**** Records to use

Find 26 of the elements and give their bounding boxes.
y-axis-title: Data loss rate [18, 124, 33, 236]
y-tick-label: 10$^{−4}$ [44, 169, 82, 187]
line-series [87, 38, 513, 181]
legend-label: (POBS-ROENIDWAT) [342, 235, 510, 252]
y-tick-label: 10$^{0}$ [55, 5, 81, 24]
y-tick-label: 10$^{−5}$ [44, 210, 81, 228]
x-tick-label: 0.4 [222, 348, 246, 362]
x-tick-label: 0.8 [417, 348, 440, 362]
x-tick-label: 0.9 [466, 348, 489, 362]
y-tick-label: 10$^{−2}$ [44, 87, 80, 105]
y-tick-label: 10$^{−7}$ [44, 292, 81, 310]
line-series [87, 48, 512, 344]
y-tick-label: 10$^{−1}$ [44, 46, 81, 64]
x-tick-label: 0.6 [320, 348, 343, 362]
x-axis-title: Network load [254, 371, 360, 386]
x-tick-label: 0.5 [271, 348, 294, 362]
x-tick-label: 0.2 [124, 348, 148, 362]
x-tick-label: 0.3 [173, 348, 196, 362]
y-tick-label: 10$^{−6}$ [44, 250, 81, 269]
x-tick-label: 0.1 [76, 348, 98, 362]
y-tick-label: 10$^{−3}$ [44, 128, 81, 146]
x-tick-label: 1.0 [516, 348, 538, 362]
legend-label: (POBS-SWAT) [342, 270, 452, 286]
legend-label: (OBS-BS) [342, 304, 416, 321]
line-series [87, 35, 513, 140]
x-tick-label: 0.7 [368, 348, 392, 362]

********

* _What the task asks_:
Reproduce every one of the rows above, substituting "Traffic load" for "Network load" and leaving everything else unchanged.

* _Completed task_:
Find 26 of the elements and give their bounding boxes.
y-axis-title: Data loss rate [18, 124, 33, 236]
y-tick-label: 10$^{−4}$ [44, 169, 82, 187]
line-series [87, 38, 513, 181]
legend-label: (POBS-ROENIDWAT) [342, 235, 510, 252]
y-tick-label: 10$^{0}$ [55, 5, 81, 24]
y-tick-label: 10$^{−5}$ [44, 210, 81, 228]
x-tick-label: 0.4 [222, 348, 246, 362]
x-tick-label: 0.8 [417, 348, 440, 362]
x-tick-label: 0.9 [466, 348, 489, 362]
y-tick-label: 10$^{−2}$ [44, 87, 80, 105]
y-tick-label: 10$^{−7}$ [44, 292, 81, 310]
line-series [87, 48, 512, 344]
y-tick-label: 10$^{−1}$ [44, 46, 81, 64]
x-tick-label: 0.6 [320, 348, 343, 362]
x-axis-title: Traffic load [254, 371, 360, 386]
x-tick-label: 0.5 [271, 348, 294, 362]
x-tick-label: 0.2 [124, 348, 148, 362]
x-tick-label: 0.3 [173, 348, 196, 362]
y-tick-label: 10$^{−6}$ [44, 250, 81, 269]
x-tick-label: 0.1 [76, 348, 98, 362]
y-tick-label: 10$^{−3}$ [44, 128, 81, 146]
x-tick-label: 1.0 [516, 348, 538, 362]
legend-label: (POBS-SWAT) [342, 270, 452, 286]
legend-label: (OBS-BS) [342, 304, 416, 321]
line-series [87, 35, 513, 140]
x-tick-label: 0.7 [368, 348, 392, 362]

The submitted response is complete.